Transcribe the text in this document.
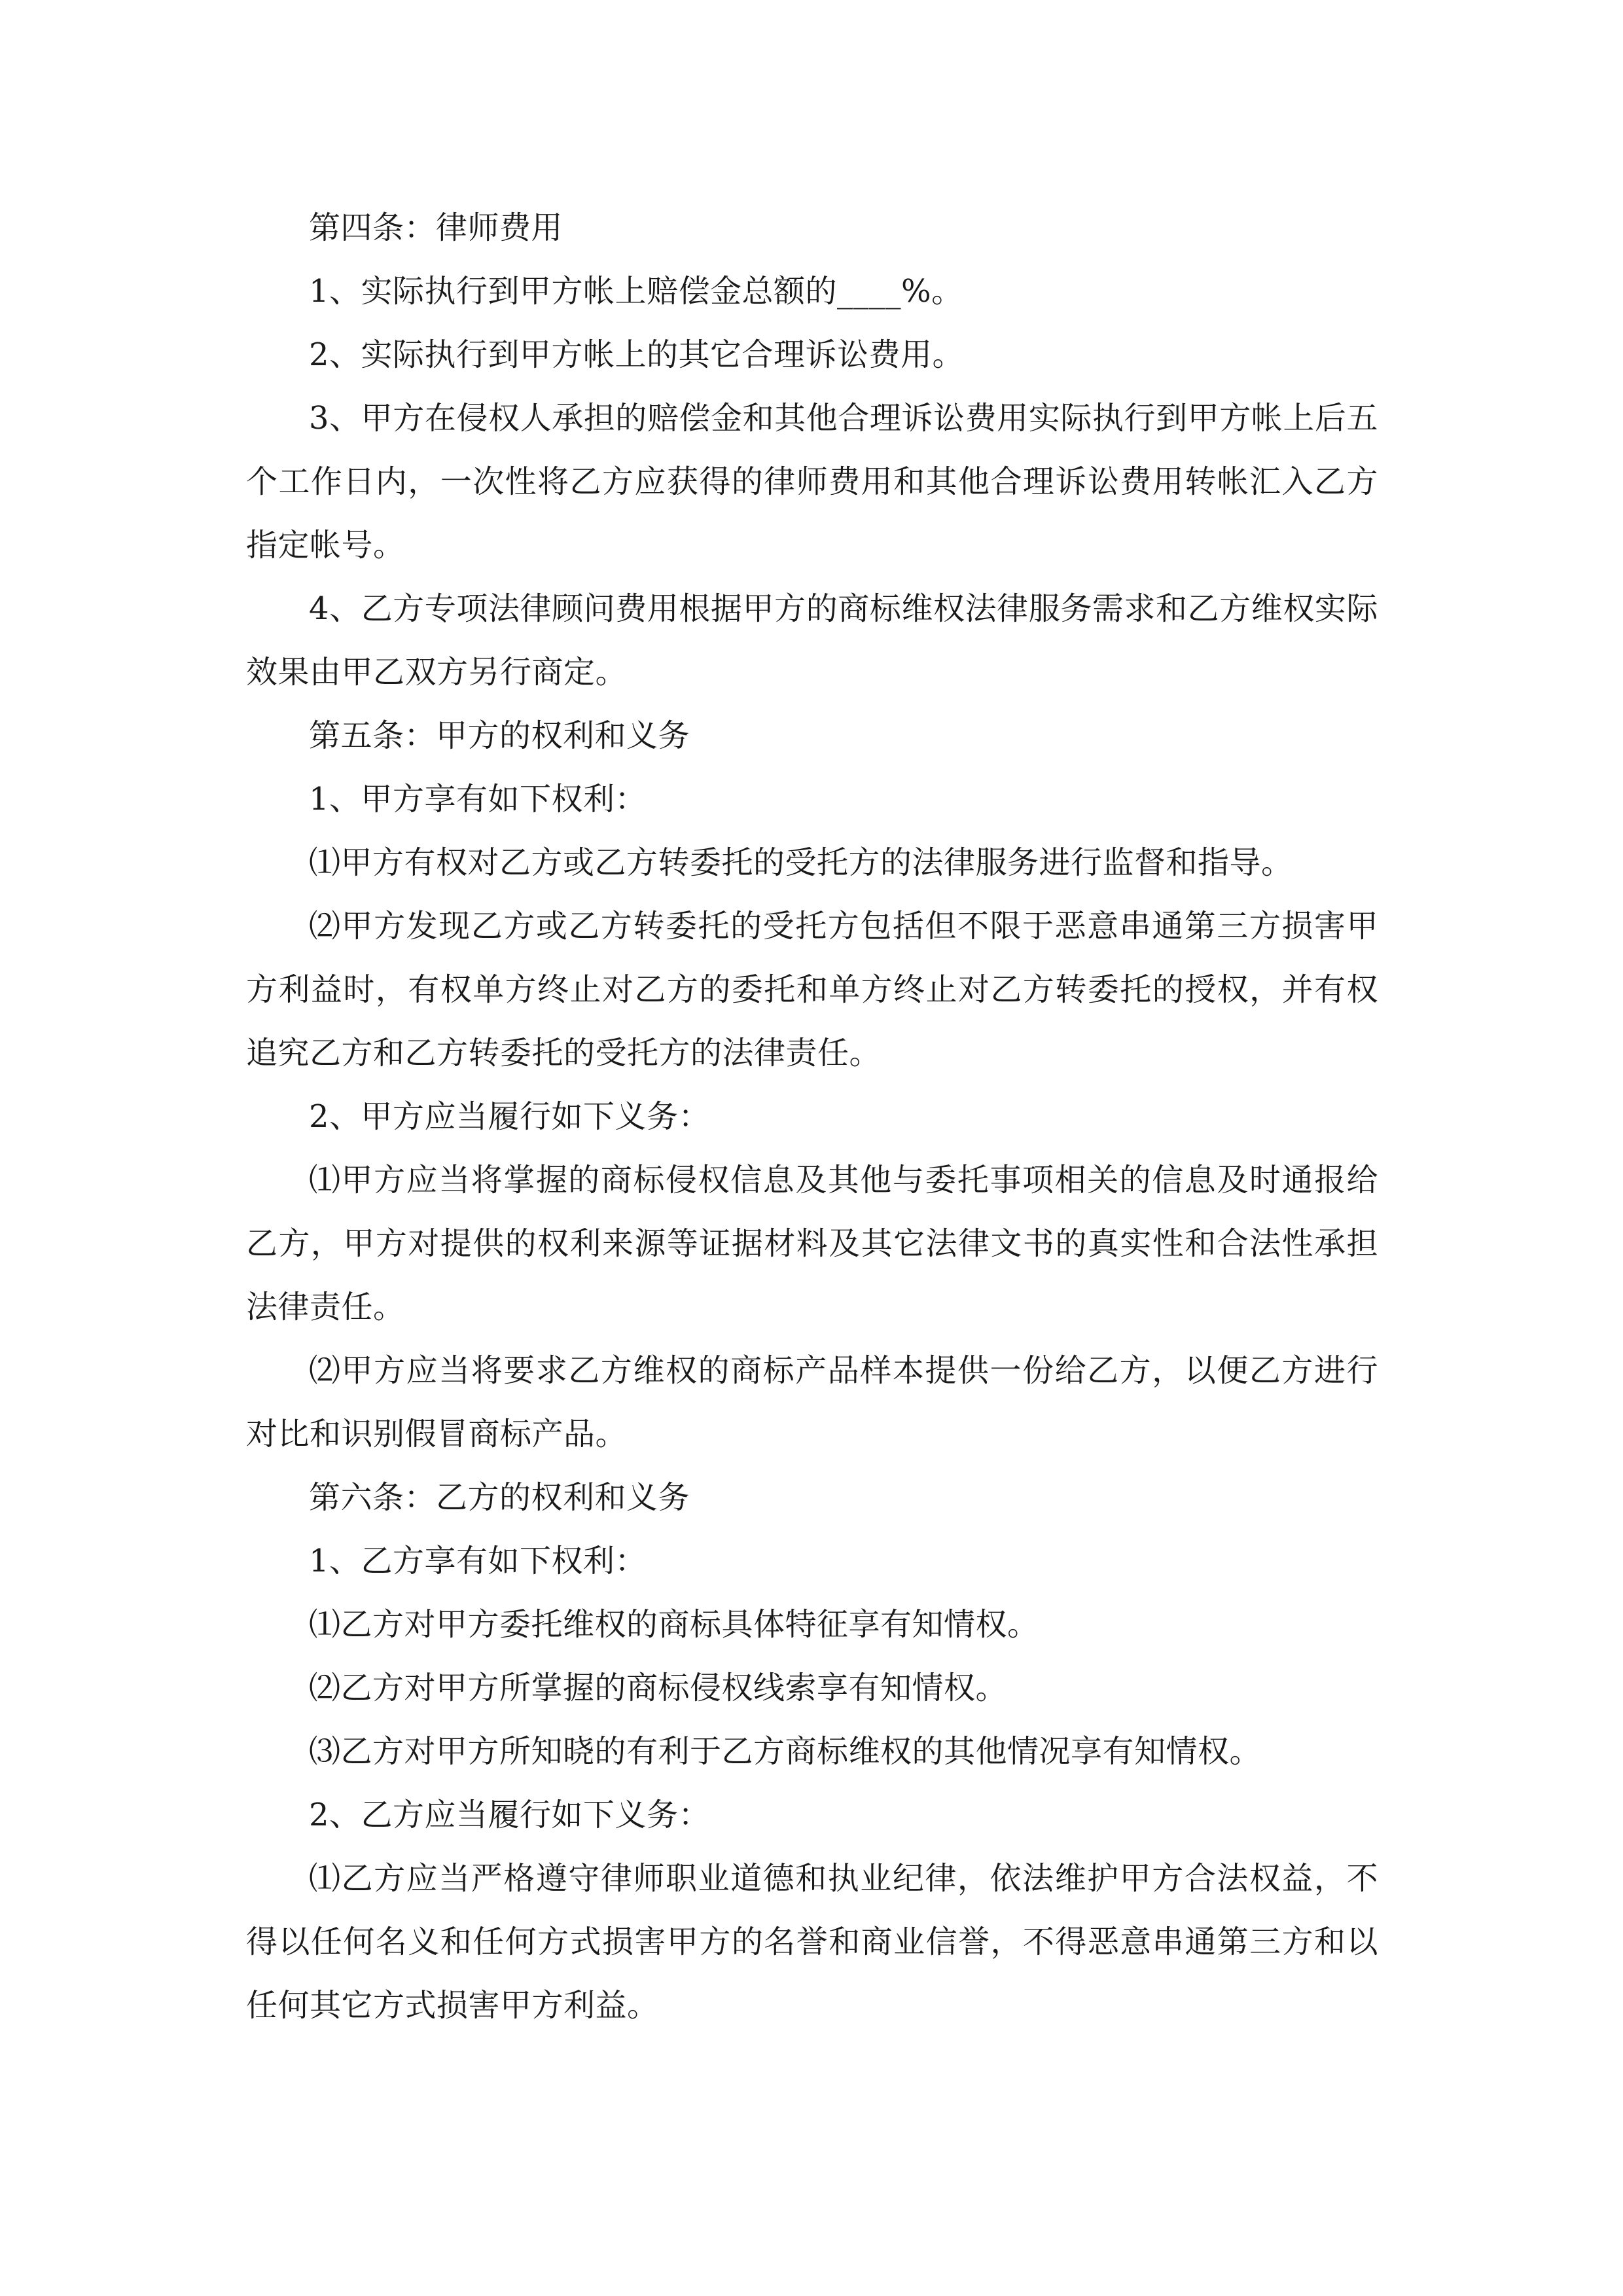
第四条：律师费用

1、实际执行到甲方帐上赔偿金总额的____%。

2、实际执行到甲方帐上的其它合理诉讼费用。

3、甲方在侵权人承担的赔偿金和其他合理诉讼费用实际执行到甲方帐上后五个工作日内，一次性将乙方应获得的律师费用和其他合理诉讼费用转帐汇入乙方指定帐号。

4、乙方专项法律顾问费用根据甲方的商标维权法律服务需求和乙方维权实际效果由甲乙双方另行商定。

第五条：甲方的权利和义务

1、甲方享有如下权利：

⑴甲方有权对乙方或乙方转委托的受托方的法律服务进行监督和指导。

⑵甲方发现乙方或乙方转委托的受托方包括但不限于恶意串通第三方损害甲方利益时，有权单方终止对乙方的委托和单方终止对乙方转委托的授权，并有权追究乙方和乙方转委托的受托方的法律责任。

2、甲方应当履行如下义务：

⑴甲方应当将掌握的商标侵权信息及其他与委托事项相关的信息及时通报给乙方，甲方对提供的权利来源等证据材料及其它法律文书的真实性和合法性承担法律责任。

⑵甲方应当将要求乙方维权的商标产品样本提供一份给乙方，以便乙方进行对比和识别假冒商标产品。

第六条：乙方的权利和义务

1、乙方享有如下权利：

⑴乙方对甲方委托维权的商标具体特征享有知情权。

⑵乙方对甲方所掌握的商标侵权线索享有知情权。

⑶乙方对甲方所知晓的有利于乙方商标维权的其他情况享有知情权。

2、乙方应当履行如下义务：

⑴乙方应当严格遵守律师职业道德和执业纪律，依法维护甲方合法权益，不得以任何名义和任何方式损害甲方的名誉和商业信誉，不得恶意串通第三方和以任何其它方式损害甲方利益。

※ ※ ※

Task directions:
Copy every record character for character. Skip the pictures.

Solved problem:
Transcribe the text in this document.
第四条：律师费用

1、实际执行到甲方帐上赔偿金总额的____%。

2、实际执行到甲方帐上的其它合理诉讼费用。

3、甲方在侵权人承担的赔偿金和其他合理诉讼费用实际执行到甲方帐上后五个工作日内，一次性将乙方应获得的律师费用和其他合理诉讼费用转帐汇入乙方指定帐号。

4、乙方专项法律顾问费用根据甲方的商标维权法律服务需求和乙方维权实际效果由甲乙双方另行商定。

第五条：甲方的权利和义务

1、甲方享有如下权利：

⑴甲方有权对乙方或乙方转委托的受托方的法律服务进行监督和指导。

⑵甲方发现乙方或乙方转委托的受托方包括但不限于恶意串通第三方损害甲方利益时，有权单方终止对乙方的委托和单方终止对乙方转委托的授权，并有权追究乙方和乙方转委托的受托方的法律责任。

2、甲方应当履行如下义务：

⑴甲方应当将掌握的商标侵权信息及其他与委托事项相关的信息及时通报给乙方，甲方对提供的权利来源等证据材料及其它法律文书的真实性和合法性承担法律责任。

⑵甲方应当将要求乙方维权的商标产品样本提供一份给乙方，以便乙方进行对比和识别假冒商标产品。

第六条：乙方的权利和义务

1、乙方享有如下权利：

⑴乙方对甲方委托维权的商标具体特征享有知情权。

⑵乙方对甲方所掌握的商标侵权线索享有知情权。

⑶乙方对甲方所知晓的有利于乙方商标维权的其他情况享有知情权。

2、乙方应当履行如下义务：

⑴乙方应当严格遵守律师职业道德和执业纪律，依法维护甲方合法权益，不得以任何名义和任何方式损害甲方的名誉和商业信誉，不得恶意串通第三方和以任何其它方式损害甲方利益。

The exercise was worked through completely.